#### REQUIRED WORK
Write only the number of lines in the records beneath that hold "your".

Data records:
** start **

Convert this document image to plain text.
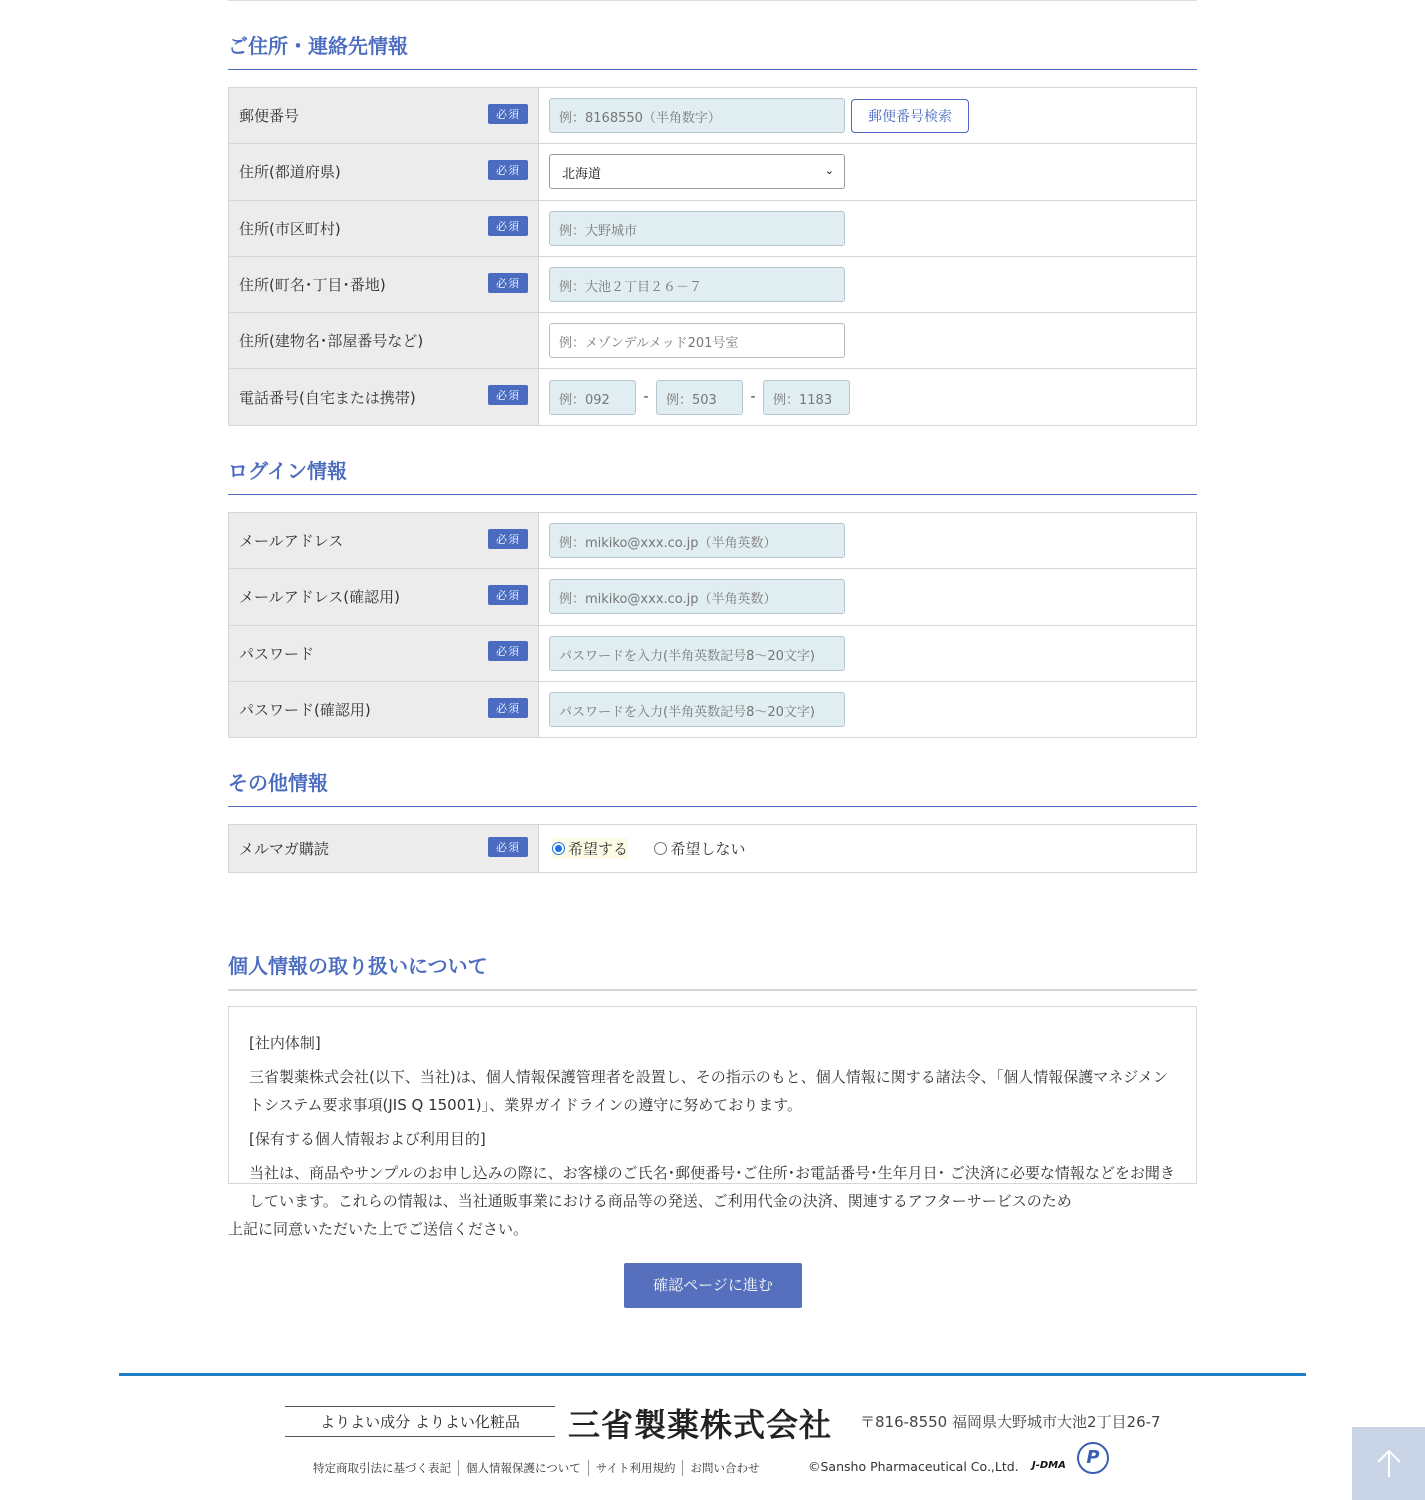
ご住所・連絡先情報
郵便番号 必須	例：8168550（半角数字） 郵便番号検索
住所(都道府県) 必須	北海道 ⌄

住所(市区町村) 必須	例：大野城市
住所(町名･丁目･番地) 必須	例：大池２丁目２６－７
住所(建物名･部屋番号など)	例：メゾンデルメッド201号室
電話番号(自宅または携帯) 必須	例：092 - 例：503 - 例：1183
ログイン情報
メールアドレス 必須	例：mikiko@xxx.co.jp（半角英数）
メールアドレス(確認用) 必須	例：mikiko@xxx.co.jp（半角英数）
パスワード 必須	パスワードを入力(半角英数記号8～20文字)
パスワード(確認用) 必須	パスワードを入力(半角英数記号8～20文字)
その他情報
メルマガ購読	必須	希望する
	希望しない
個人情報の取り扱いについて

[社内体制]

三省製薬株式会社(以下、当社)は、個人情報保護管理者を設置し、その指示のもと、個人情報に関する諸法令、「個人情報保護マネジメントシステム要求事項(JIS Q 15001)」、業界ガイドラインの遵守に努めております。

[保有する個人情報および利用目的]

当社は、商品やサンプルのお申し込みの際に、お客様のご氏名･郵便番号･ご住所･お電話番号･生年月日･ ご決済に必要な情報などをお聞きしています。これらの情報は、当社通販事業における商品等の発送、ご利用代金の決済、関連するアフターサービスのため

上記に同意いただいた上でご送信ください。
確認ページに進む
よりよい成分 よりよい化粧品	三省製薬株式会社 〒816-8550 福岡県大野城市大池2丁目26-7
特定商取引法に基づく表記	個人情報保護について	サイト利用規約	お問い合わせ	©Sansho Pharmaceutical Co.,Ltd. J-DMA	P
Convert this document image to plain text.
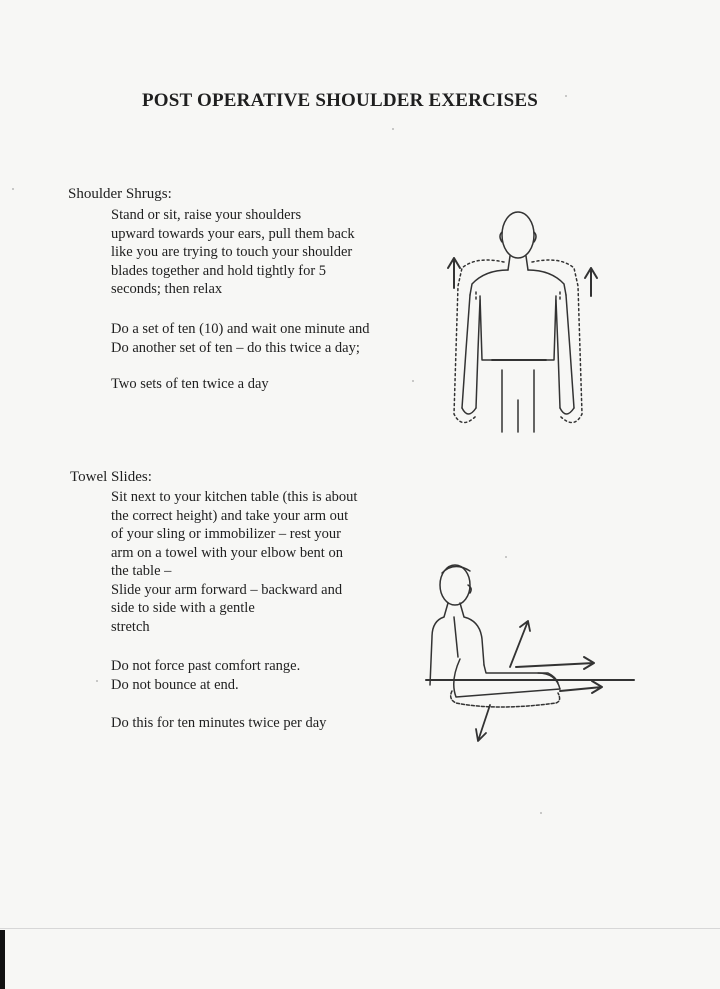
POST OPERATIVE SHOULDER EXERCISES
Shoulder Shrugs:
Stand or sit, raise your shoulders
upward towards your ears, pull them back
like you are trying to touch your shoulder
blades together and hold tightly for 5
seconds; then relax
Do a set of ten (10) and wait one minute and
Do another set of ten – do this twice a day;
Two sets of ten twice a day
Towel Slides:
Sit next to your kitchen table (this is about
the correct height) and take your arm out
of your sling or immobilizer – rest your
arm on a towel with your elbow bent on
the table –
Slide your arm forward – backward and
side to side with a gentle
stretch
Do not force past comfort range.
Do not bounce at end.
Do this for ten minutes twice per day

** end **
** start **

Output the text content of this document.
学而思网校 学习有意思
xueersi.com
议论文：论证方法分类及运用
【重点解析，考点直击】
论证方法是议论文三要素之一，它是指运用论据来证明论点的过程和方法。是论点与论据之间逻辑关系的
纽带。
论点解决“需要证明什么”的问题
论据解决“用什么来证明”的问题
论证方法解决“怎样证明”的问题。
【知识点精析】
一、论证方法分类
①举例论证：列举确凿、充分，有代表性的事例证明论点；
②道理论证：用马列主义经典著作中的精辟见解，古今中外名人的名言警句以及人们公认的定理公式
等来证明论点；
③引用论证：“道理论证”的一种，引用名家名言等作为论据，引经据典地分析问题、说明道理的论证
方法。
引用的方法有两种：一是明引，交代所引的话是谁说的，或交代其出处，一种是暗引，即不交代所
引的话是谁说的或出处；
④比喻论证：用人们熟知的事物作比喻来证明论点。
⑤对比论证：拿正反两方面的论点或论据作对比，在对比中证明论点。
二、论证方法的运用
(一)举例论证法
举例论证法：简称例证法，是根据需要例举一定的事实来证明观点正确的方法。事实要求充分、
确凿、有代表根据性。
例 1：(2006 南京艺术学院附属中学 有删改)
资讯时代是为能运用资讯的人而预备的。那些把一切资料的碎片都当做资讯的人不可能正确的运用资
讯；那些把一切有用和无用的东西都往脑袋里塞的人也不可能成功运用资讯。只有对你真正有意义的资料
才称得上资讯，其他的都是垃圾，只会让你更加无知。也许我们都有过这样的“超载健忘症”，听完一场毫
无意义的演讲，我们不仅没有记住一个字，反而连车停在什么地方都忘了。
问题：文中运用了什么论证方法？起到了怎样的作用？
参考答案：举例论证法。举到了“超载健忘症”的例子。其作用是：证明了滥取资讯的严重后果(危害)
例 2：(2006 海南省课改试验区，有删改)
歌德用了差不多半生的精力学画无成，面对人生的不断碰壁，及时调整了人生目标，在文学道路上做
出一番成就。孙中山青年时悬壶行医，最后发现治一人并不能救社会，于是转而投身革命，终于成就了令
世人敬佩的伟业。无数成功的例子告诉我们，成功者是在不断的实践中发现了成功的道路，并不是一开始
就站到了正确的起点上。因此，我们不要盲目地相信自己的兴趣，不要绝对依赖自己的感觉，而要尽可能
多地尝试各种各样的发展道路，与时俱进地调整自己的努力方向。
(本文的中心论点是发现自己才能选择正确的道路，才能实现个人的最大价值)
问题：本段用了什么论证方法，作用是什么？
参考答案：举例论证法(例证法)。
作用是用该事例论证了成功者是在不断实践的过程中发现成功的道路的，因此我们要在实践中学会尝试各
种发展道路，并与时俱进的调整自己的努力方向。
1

** end **

#### SOLUTION FOR THIS EXERCISE
8